_Items from a dataset_:
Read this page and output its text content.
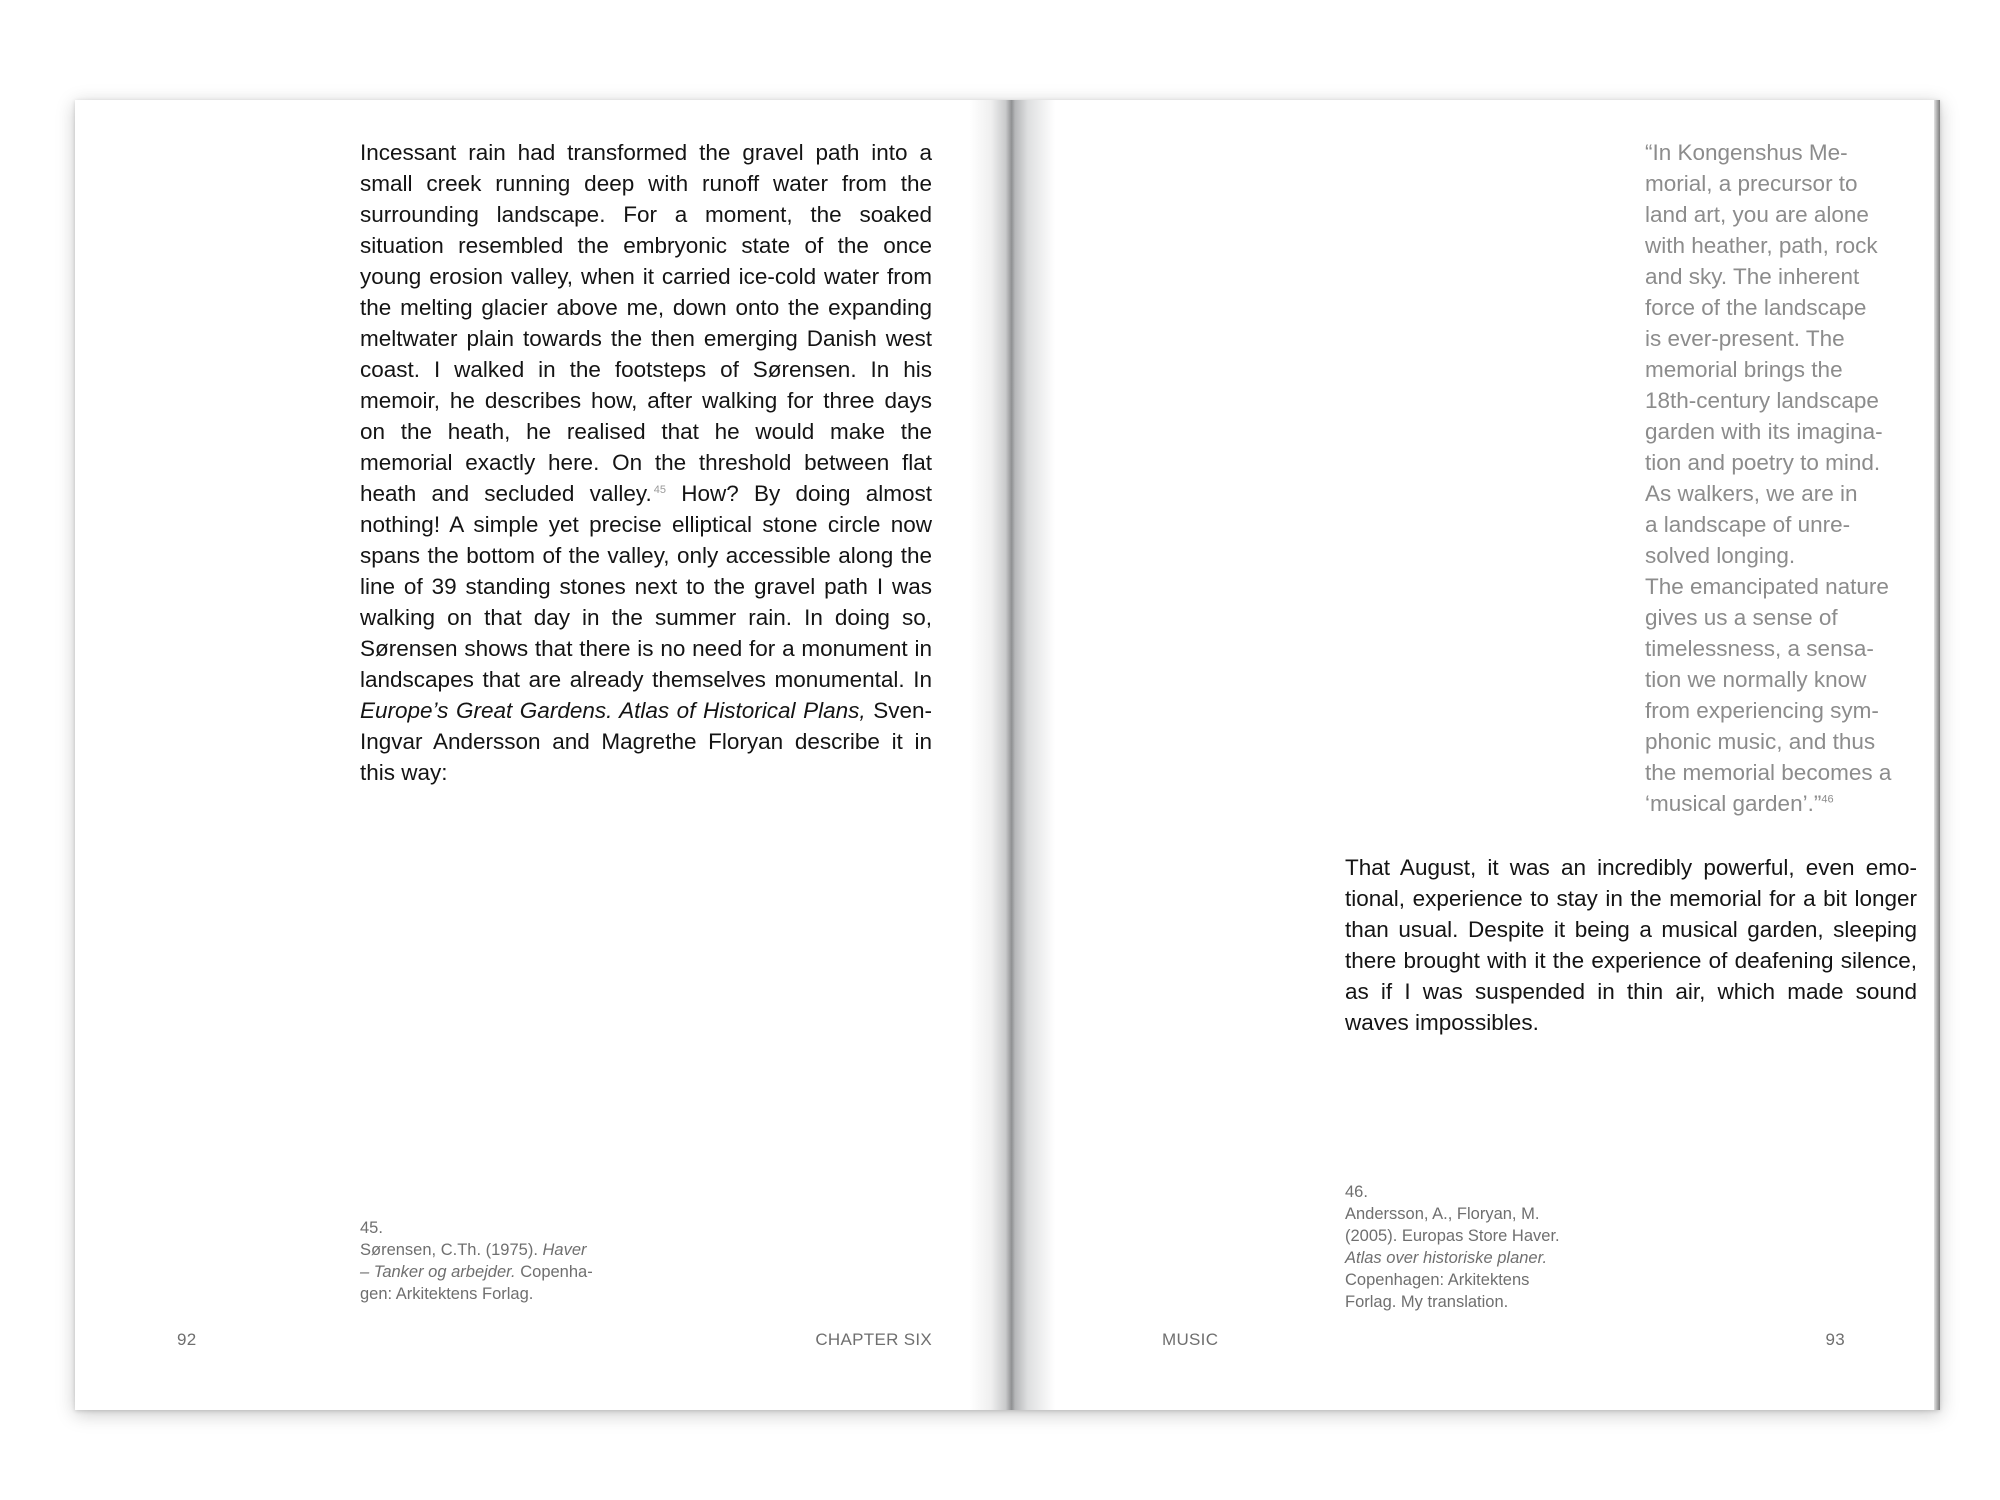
Incessant rain had transformed the gravel path into a small creek running deep with runoff water from the surrounding landscape. For a moment, the soaked situation resembled the embryonic state of the once young erosion valley, when it carried ice-cold water from the melting glacier above me, down onto the expanding meltwater plain towards the then emerging Danish west coast. I walked in the footsteps of Sørensen. In his memoir, he describes how, after walking for three days on the heath, he realised that he would make the memorial exactly here. On the threshold between flat heath and secluded valley. $^{45}$ How? By doing almost nothing! A simple yet precise elliptical stone circle now spans the bottom of the valley, only accessible along the line of 39 standing stones next to the gravel path I was walking on that day in the summer rain. In doing so, Sørensen shows that there is no need for a monument in landscapes that are already themselves monumental. In Europe’s Great Gardens. Atlas of Historical Plans, Sven-Ingvar Andersson and Magrethe Floryan describe it in this way:
45.
Sørensen, C.Th. (1975). Haver
– Tanker og arbejder. Copenha-
gen: Arkitektens Forlag.
92	CHAPTER SIX
“In Kongenshus Me-
morial, a precursor to
land art, you are alone
with heather, path, rock
and sky. The inherent
force of the landscape
is ever-present. The
memorial brings the
18th-century landscape
garden with its imagina-
tion and poetry to mind.
As walkers, we are in
a landscape of unre-
solved longing.
The emancipated nature
gives us a sense of
timelessness, a sensa-
tion we normally know
from experiencing sym-
phonic music, and thus
the memorial becomes a
‘musical garden’.”$^{46}$
That August, it was an incredibly powerful, even emotional, experience to stay in the memorial for a bit longer than usual. Despite it being a musical garden, sleeping there brought with it the experience of deafening silence, as if I was suspended in thin air, which made sound waves impossibles.
46.
Andersson, A., Floryan, M.
(2005). Europas Store Haver.
Atlas over historiske planer.
Copenhagen: Arkitektens
Forlag. My translation.
MUSIC	93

_What the task requires_:
Return the records exactly. Don't carry the pictures over.

_Output below_:
Read this page and output its text content.
Incessant rain had transformed the gravel path into a small creek running deep with runoff water from the surrounding landscape. For a moment, the soaked situation resembled the embryonic state of the once young erosion valley, when it carried ice-cold water from the melting glacier above me, down onto the expanding meltwater plain towards the then emerging Danish west coast. I walked in the footsteps of Sørensen. In his memoir, he describes how, after walking for three days on the heath, he realised that he would make the memorial exactly here. On the threshold between flat heath and secluded valley. $^{45}$ How? By doing almost nothing! A simple yet precise elliptical stone circle now spans the bottom of the valley, only accessible along the line of 39 standing stones next to the gravel path I was walking on that day in the summer rain. In doing so, Sørensen shows that there is no need for a monument in landscapes that are already themselves monumental. In Europe’s Great Gardens. Atlas of Historical Plans, Sven-Ingvar Andersson and Magrethe Floryan describe it in this way:
45.
Sørensen, C.Th. (1975). Haver
– Tanker og arbejder. Copenha-
gen: Arkitektens Forlag.
92	CHAPTER SIX
“In Kongenshus Me-
morial, a precursor to
land art, you are alone
with heather, path, rock
and sky. The inherent
force of the landscape
is ever-present. The
memorial brings the
18th-century landscape
garden with its imagina-
tion and poetry to mind.
As walkers, we are in
a landscape of unre-
solved longing.
The emancipated nature
gives us a sense of
timelessness, a sensa-
tion we normally know
from experiencing sym-
phonic music, and thus
the memorial becomes a
‘musical garden’.”$^{46}$
That August, it was an incredibly powerful, even emotional, experience to stay in the memorial for a bit longer than usual. Despite it being a musical garden, sleeping there brought with it the experience of deafening silence, as if I was suspended in thin air, which made sound waves impossibles.
46.
Andersson, A., Floryan, M.
(2005). Europas Store Haver.
Atlas over historiske planer.
Copenhagen: Arkitektens
Forlag. My translation.
MUSIC	93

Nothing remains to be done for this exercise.